### EXERCISE AIM
Summarize the thread about ending a house-flip contractor's contract in two sentences.

### QUOTED PASSAGE
-- -- --

I hired a contractor to work on my 2nd flip. In the 2 months that he's been there, he's only completed the roof. He's still working on the framing (which should've been a 2 or 3 day job). He knocked down a bad wall over a month ago and has left it fully exposed since. So basically, he's done less than 2 weeks worth of work in 2 months and I don't see any improvement. With that said, I need to terminate his contract.
I essentially used the same contract as the one provided when you purchase ' The Book on Flipping Houses'. For the scope of work, I listed out all of the tasks that I needed completed and the payment schedule was similar if not the same as the one outlined in the template.
10% paid after Signing the Contract
20% paid after 2 weeks of work on the project
30% paid after half of the work has been completed
30% paid near the end of the project after a substantial amount of the project has been completed
10% paid after work has been completed
He received the first 2 payments and is no where near 50% complete. I'm drafting the termination letter now and was wondering if there's anything that I should consider? The contract says that I can terminate for any reason with notice. I'm planning on handing him a Mechanic's lien form. I suppose that when I hand him the letter and take the keys, that'll be the end of that. I've reimbursed him for any material that he's purchased and since he's no where near 50% done, he's not due any more payments. I was planning on having the inspector check his work before the letter but he seems anxious to get to the electrical and plumbing work which I keep telling him to hold off on and don't want him taking it upon himself to start purchasing that material.
Did you have a time frame in the contract ? if not it could be tricky .
Only part of the task is completed and a replacement contractor is identified and contract signed. Other contractor may not want to finish up his mess.
@Matthew Paul The contract has an end date which is sometime during the end of March. I believe it was the last Monday of March. So he's 2 months into a 5 month project and is only now wrapping up the framing.

-- -- --

### COLLECTED DATA

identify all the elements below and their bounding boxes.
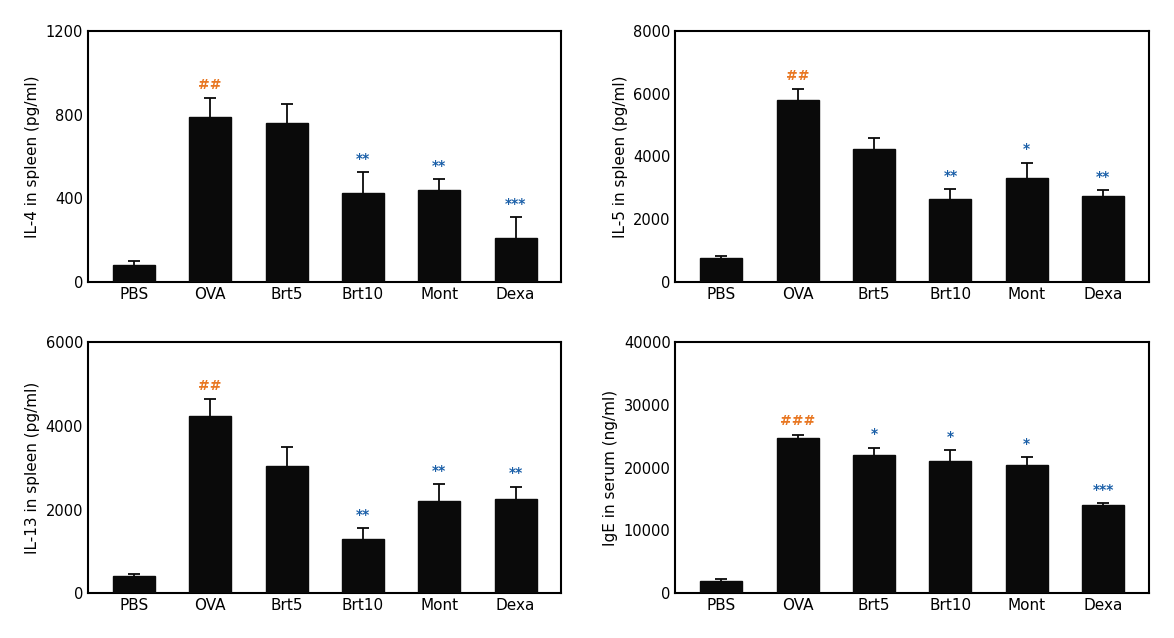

-- -- --

### WRITTEN RESPONSE
The poster plans to terminate a contractor who, in two months on a flip, has completed only the roof, is still working on the framing, and has received the first two payments while being nowhere near 50% done. The poster is drafting a termination letter under a contract that permits termination for any reason with notice, and in reply to a question about a time frame, explains that the contract ends around the last Monday of March, making it a five-month project.